◆ **SET EXERCISE**: In the records below, find each line with the word "title" and copy it.

◆ **RECORD SET**:
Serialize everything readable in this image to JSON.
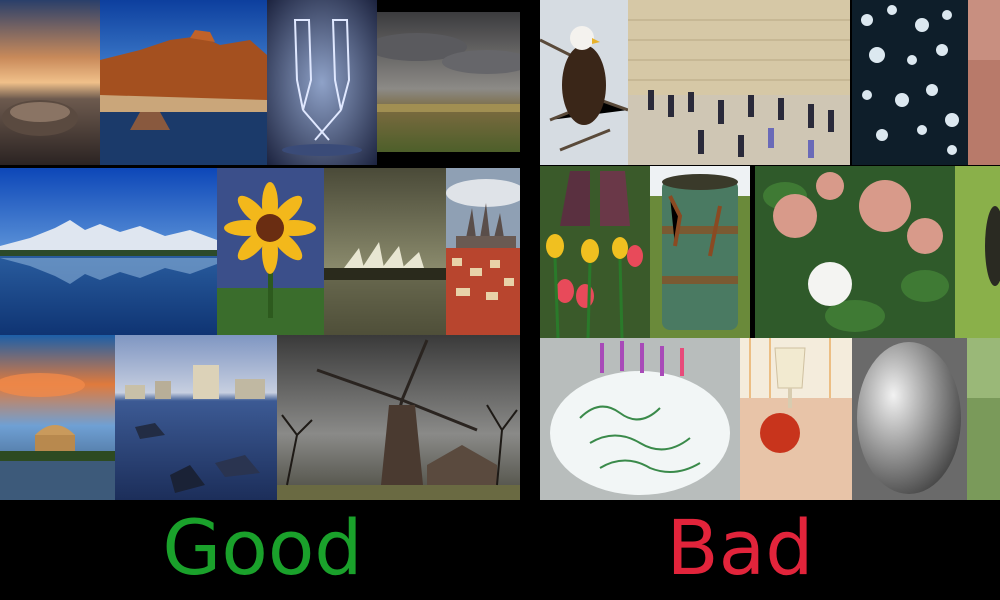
{
  "labels": {
    "good": "Good",
    "bad": "Bad"
  },
  "colors": {
    "good_label": "#1aa12b",
    "bad_label": "#e2243b",
    "background": "#000000"
  },
  "good_photos": [
    "sunset-beach",
    "red-rock-formation",
    "wine-glasses",
    "cloudy-field",
    "mountain-lake",
    "sunflower",
    "opera-house",
    "castle-city",
    "palace-of-fine-arts",
    "city-skyline-rocks",
    "windmill"
  ],
  "bad_photos": [
    "bald-eagle",
    "wailing-wall",
    "tree-silhouette",
    "red-strip",
    "tulips-boots",
    "rusty-barrel",
    "pink-flowers",
    "green-leaves",
    "birthday-cake",
    "apple-and-glass",
    "egg",
    "green-partial"
  ]
}
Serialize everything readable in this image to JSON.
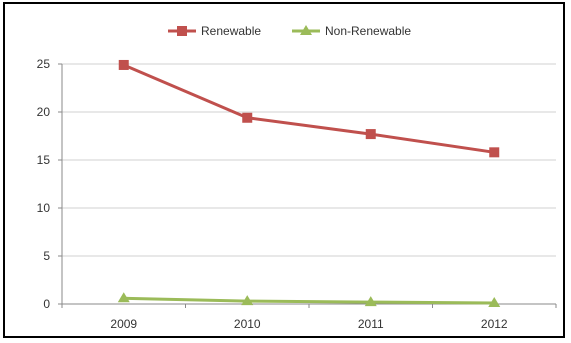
{
  "chart_data": {
    "type": "line",
    "title": "",
    "xlabel": "",
    "ylabel": "",
    "categories": [
      "2009",
      "2010",
      "2011",
      "2012"
    ],
    "ylim": [
      0,
      25
    ],
    "yticks": [
      0,
      5,
      10,
      15,
      20,
      25
    ],
    "grid": true,
    "legend_position": "top",
    "series": [
      {
        "name": "Renewable",
        "values": [
          24.9,
          19.4,
          17.7,
          15.8
        ],
        "color": "#c0504d",
        "marker": "square"
      },
      {
        "name": "Non-Renewable",
        "values": [
          0.6,
          0.3,
          0.2,
          0.1
        ],
        "color": "#9bbb59",
        "marker": "triangle"
      }
    ]
  }
}
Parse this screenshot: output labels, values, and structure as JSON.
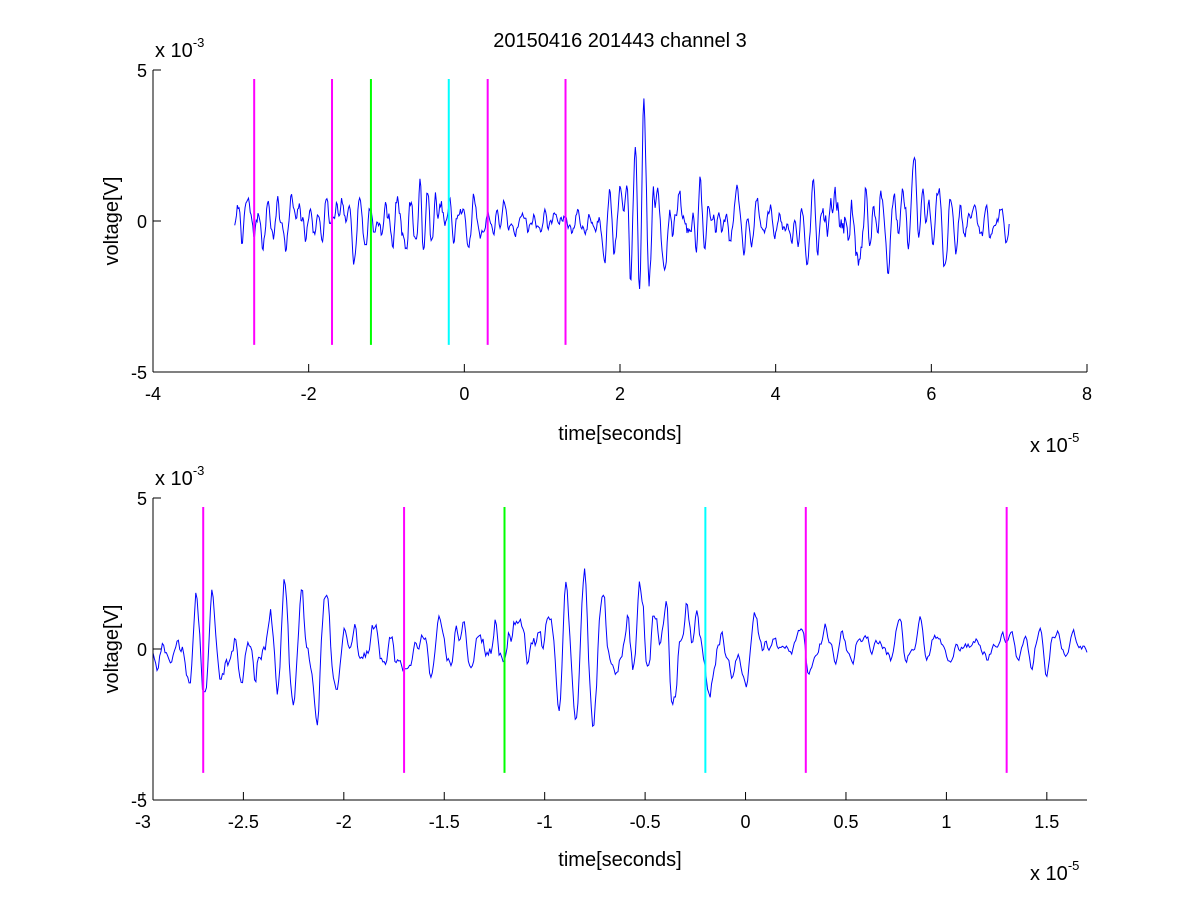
{
  "chart_data": [
    {
      "type": "line",
      "title": "20150416 201443 channel 3",
      "xlabel": "time[seconds]",
      "ylabel": "voltage[V]",
      "x_scale_label": "x 10",
      "x_scale_exponent": "-5",
      "y_scale_label": "x 10",
      "y_scale_exponent": "-3",
      "xlim": [
        -4,
        8
      ],
      "ylim": [
        -5,
        5
      ],
      "xticks": [
        -4,
        -2,
        0,
        2,
        4,
        6,
        8
      ],
      "xtick_labels": [
        "-4",
        "-2",
        "0",
        "2",
        "4",
        "6",
        "8"
      ],
      "yticks": [
        -5,
        0,
        5
      ],
      "ytick_labels": [
        "-5",
        "0",
        "5"
      ],
      "series_color": "#0000ff",
      "signal": {
        "x_start": -2.95,
        "x_end": 7.0,
        "points": 900,
        "seed": 7,
        "envelope": [
          [
            -2.95,
            1.0
          ],
          [
            -2.5,
            1.3
          ],
          [
            -2.0,
            1.1
          ],
          [
            -1.5,
            0.9
          ],
          [
            -1.0,
            1.25
          ],
          [
            -0.5,
            1.5
          ],
          [
            0.0,
            1.0
          ],
          [
            0.5,
            0.7
          ],
          [
            1.0,
            0.65
          ],
          [
            1.5,
            0.8
          ],
          [
            2.0,
            1.2
          ],
          [
            2.3,
            2.6
          ],
          [
            2.6,
            1.6
          ],
          [
            3.0,
            1.3
          ],
          [
            3.5,
            1.0
          ],
          [
            4.0,
            0.8
          ],
          [
            4.5,
            1.1
          ],
          [
            4.9,
            2.8
          ],
          [
            5.2,
            1.8
          ],
          [
            5.6,
            1.4
          ],
          [
            6.0,
            1.2
          ],
          [
            6.5,
            0.9
          ],
          [
            7.0,
            0.8
          ]
        ]
      },
      "markers": [
        {
          "x": -2.7,
          "color": "#ff00ff"
        },
        {
          "x": -1.7,
          "color": "#ff00ff"
        },
        {
          "x": -1.2,
          "color": "#00ff00"
        },
        {
          "x": -0.2,
          "color": "#00ffff"
        },
        {
          "x": 0.3,
          "color": "#ff00ff"
        },
        {
          "x": 1.3,
          "color": "#ff00ff"
        }
      ],
      "marker_range": [
        -4.1,
        4.7
      ]
    },
    {
      "type": "line",
      "xlabel": "time[seconds]",
      "ylabel": "voltage[V]",
      "x_scale_label": "x 10",
      "x_scale_exponent": "-5",
      "y_scale_label": "x 10",
      "y_scale_exponent": "-3",
      "xlim": [
        -2.95,
        1.7
      ],
      "ylim": [
        -5,
        5
      ],
      "xticks": [
        -3,
        -2.5,
        -2,
        -1.5,
        -1,
        -0.5,
        0,
        0.5,
        1,
        1.5
      ],
      "xtick_labels": [
        "-3",
        "-2.5",
        "-2",
        "-1.5",
        "-1",
        "-0.5",
        "0",
        "0.5",
        "1",
        "1.5"
      ],
      "yticks": [
        -5,
        0,
        5
      ],
      "ytick_labels": [
        "-5",
        "0",
        "5"
      ],
      "series_color": "#0000ff",
      "signal": {
        "x_start": -2.95,
        "x_end": 1.7,
        "points": 700,
        "seed": 11,
        "envelope": [
          [
            -2.95,
            0.9
          ],
          [
            -2.7,
            1.6
          ],
          [
            -2.5,
            1.3
          ],
          [
            -2.3,
            2.2
          ],
          [
            -2.1,
            1.8
          ],
          [
            -1.8,
            1.0
          ],
          [
            -1.5,
            0.9
          ],
          [
            -1.2,
            1.6
          ],
          [
            -1.0,
            1.4
          ],
          [
            -0.7,
            1.8
          ],
          [
            -0.4,
            2.4
          ],
          [
            -0.2,
            1.5
          ],
          [
            0.0,
            1.2
          ],
          [
            0.3,
            0.8
          ],
          [
            0.6,
            0.7
          ],
          [
            0.9,
            0.8
          ],
          [
            1.2,
            0.7
          ],
          [
            1.5,
            0.8
          ],
          [
            1.7,
            0.6
          ]
        ]
      },
      "markers": [
        {
          "x": -2.7,
          "color": "#ff00ff"
        },
        {
          "x": -1.7,
          "color": "#ff00ff"
        },
        {
          "x": -1.2,
          "color": "#00ff00"
        },
        {
          "x": -0.2,
          "color": "#00ffff"
        },
        {
          "x": 0.3,
          "color": "#ff00ff"
        },
        {
          "x": 1.3,
          "color": "#ff00ff"
        }
      ],
      "marker_range": [
        -4.1,
        4.7
      ]
    }
  ]
}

◆ **SOLUTION TO THE EXERCISE**:
    "title": "",
      "title": "20150416 201443 channel 3",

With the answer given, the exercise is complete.